◆ Collection entries:
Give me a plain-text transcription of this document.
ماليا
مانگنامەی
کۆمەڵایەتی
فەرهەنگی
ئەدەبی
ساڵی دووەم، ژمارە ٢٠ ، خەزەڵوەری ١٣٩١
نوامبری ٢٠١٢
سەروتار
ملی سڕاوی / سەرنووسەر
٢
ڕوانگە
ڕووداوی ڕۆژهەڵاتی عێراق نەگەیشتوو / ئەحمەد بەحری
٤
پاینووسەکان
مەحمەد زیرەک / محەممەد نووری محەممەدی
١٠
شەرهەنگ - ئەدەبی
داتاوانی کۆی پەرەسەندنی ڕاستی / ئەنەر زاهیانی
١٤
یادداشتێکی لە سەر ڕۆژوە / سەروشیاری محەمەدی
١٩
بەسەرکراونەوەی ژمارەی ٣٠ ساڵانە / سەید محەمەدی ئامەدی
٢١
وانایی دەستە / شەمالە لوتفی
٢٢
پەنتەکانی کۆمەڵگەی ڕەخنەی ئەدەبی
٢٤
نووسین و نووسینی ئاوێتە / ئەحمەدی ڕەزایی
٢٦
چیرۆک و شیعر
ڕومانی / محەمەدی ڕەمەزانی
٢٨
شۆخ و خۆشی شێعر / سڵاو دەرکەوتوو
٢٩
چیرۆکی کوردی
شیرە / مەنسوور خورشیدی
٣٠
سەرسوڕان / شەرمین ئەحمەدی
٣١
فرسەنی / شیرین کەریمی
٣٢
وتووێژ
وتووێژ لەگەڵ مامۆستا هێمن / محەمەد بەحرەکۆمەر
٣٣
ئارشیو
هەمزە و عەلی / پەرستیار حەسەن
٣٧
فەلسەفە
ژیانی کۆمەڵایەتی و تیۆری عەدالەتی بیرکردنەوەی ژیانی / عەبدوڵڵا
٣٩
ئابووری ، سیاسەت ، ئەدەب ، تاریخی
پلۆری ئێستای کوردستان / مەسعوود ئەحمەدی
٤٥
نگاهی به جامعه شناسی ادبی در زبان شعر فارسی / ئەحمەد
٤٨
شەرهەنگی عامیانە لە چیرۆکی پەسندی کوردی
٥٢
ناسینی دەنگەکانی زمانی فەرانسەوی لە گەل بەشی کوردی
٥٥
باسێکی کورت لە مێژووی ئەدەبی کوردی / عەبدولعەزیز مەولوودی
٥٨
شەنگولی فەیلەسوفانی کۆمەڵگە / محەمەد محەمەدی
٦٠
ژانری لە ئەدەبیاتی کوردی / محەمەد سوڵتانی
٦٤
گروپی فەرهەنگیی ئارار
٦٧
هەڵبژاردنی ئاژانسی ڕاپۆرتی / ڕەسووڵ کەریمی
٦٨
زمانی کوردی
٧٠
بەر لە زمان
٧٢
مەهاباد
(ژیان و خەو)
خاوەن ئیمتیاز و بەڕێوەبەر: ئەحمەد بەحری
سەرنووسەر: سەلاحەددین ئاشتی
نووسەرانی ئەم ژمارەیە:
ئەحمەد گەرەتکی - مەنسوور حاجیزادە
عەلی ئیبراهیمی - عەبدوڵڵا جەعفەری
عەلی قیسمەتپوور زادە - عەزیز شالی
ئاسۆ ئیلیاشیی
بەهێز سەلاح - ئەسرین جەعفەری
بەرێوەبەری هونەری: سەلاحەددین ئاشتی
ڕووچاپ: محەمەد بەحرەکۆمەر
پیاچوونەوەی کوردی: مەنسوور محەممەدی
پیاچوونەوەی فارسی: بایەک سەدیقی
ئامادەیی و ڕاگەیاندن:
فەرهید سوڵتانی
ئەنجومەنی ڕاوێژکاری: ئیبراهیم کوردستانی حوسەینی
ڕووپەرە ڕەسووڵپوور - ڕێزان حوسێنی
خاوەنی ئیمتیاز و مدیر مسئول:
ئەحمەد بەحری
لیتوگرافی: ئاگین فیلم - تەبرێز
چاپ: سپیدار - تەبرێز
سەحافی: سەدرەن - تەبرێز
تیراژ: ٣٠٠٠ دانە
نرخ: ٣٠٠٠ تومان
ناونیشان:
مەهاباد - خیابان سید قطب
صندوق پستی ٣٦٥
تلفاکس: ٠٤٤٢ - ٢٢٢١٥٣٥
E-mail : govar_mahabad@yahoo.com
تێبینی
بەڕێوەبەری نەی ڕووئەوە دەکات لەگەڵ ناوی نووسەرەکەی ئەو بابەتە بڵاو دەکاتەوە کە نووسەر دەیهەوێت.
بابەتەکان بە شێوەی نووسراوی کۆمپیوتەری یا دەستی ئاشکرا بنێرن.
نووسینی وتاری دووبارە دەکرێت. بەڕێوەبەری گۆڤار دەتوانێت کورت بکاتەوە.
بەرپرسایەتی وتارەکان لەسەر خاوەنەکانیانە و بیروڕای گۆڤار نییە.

◆ Directions:
In the listing, find all lines with the string "مەنسوور" and copy them.

◆ Problem solution:
شیرە / مەنسوور خورشیدی
ئەحمەد گەرەتکی - مەنسوور حاجیزادە
پیاچوونەوەی کوردی: مەنسوور محەممەدی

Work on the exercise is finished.